PROVIDED MATERIAL.
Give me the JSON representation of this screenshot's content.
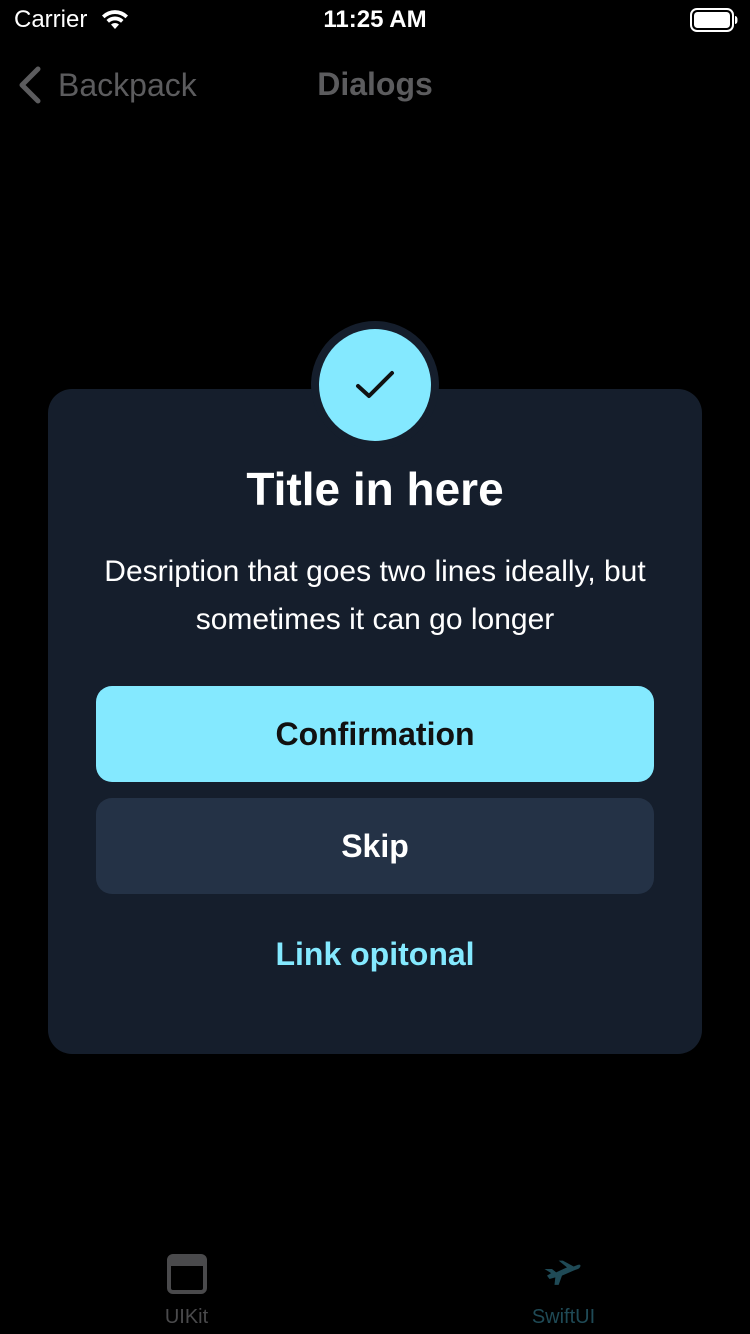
{
  "status_bar": {
    "carrier": "Carrier",
    "time": "11:25 AM"
  },
  "nav": {
    "back_label": "Backpack",
    "title": "Dialogs"
  },
  "dialog": {
    "icon": "checkmark-icon",
    "title": "Title in here",
    "description": "Desription that goes two lines ideally, but sometimes it can go longer",
    "confirm_label": "Confirmation",
    "skip_label": "Skip",
    "link_label": "Link opitonal"
  },
  "tabs": [
    {
      "label": "UIKit",
      "icon": "window-icon"
    },
    {
      "label": "SwiftUI",
      "icon": "airplane-icon"
    }
  ],
  "colors": {
    "background": "#000000",
    "dialog_bg": "#151e2c",
    "accent": "#84e9ff",
    "secondary_button": "#243246",
    "nav_dimmed_text": "#5c5c5e"
  }
}
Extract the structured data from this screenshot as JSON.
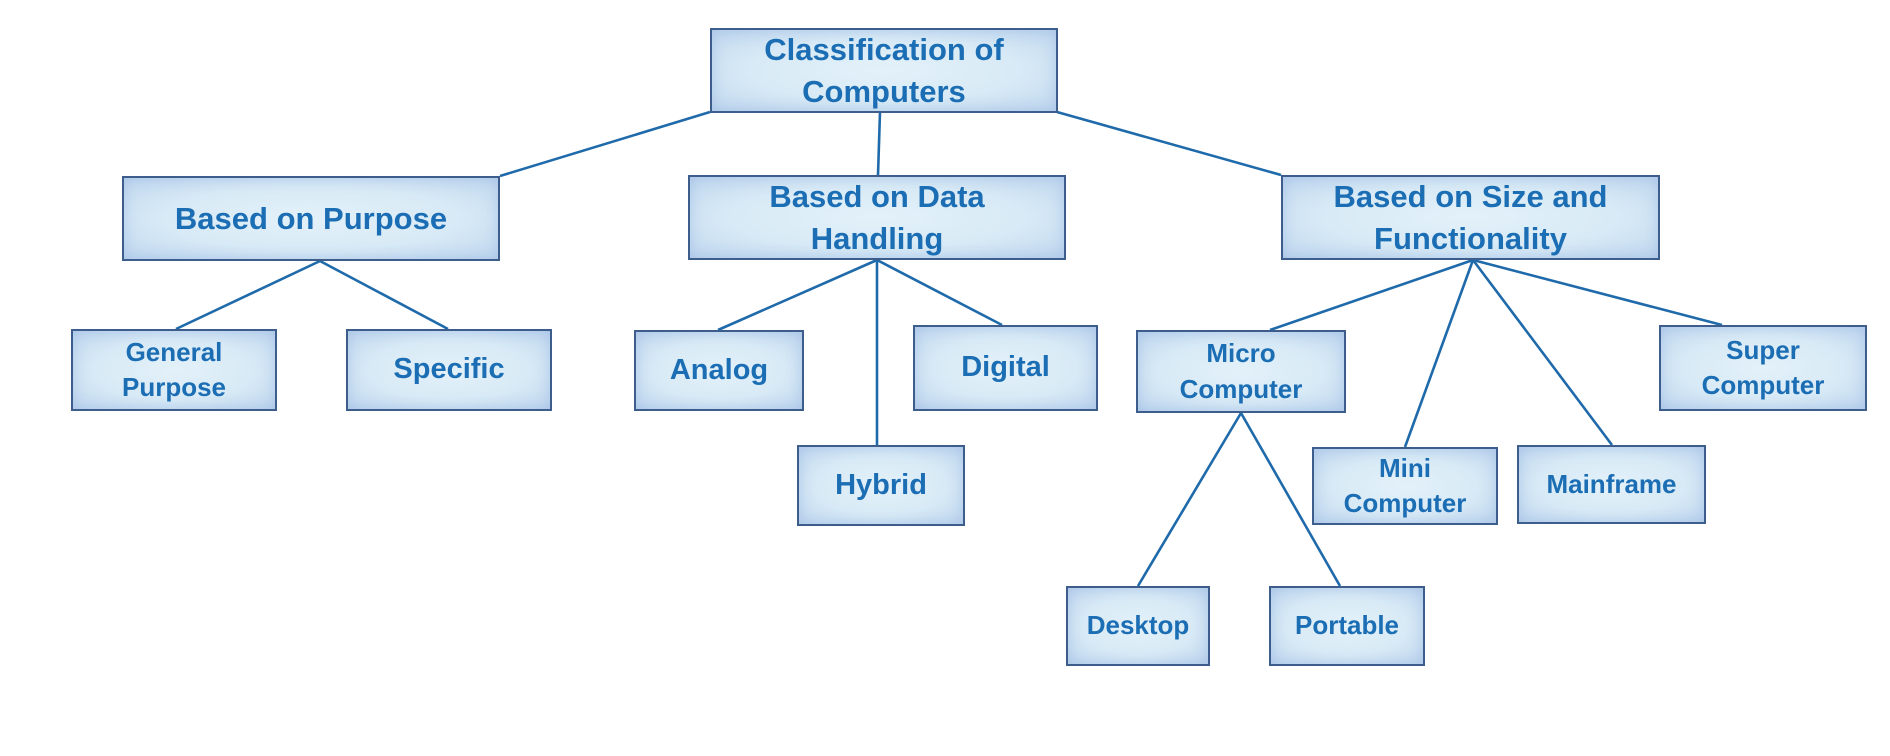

STATED PROBLEM. Skip every picture and transcribe the data above exactly.

WRITTEN ANSWER.
Give me the JSON representation of this screenshot's content.
{
  "status_bar": {
    "carrier": "Carrier",
    "time": "11:25 AM"
  },
  "nav": {
    "back_label": "Backpack",
    "title": "Dialogs"
  },
  "dialog": {
    "icon": "checkmark-icon",
    "title": "Title in here",
    "description": "Desription that goes two lines ideally, but sometimes it can go longer",
    "confirm_label": "Confirmation",
    "skip_label": "Skip",
    "link_label": "Link opitonal"
  },
  "tabs": [
    {
      "label": "UIKit",
      "icon": "window-icon"
    },
    {
      "label": "SwiftUI",
      "icon": "airplane-icon"
    }
  ],
  "colors": {
    "background": "#000000",
    "dialog_bg": "#151e2c",
    "accent": "#84e9ff",
    "secondary_button": "#243246",
    "nav_dimmed_text": "#5c5c5e"
  }
}
Extract the structured data from this screenshot as JSON.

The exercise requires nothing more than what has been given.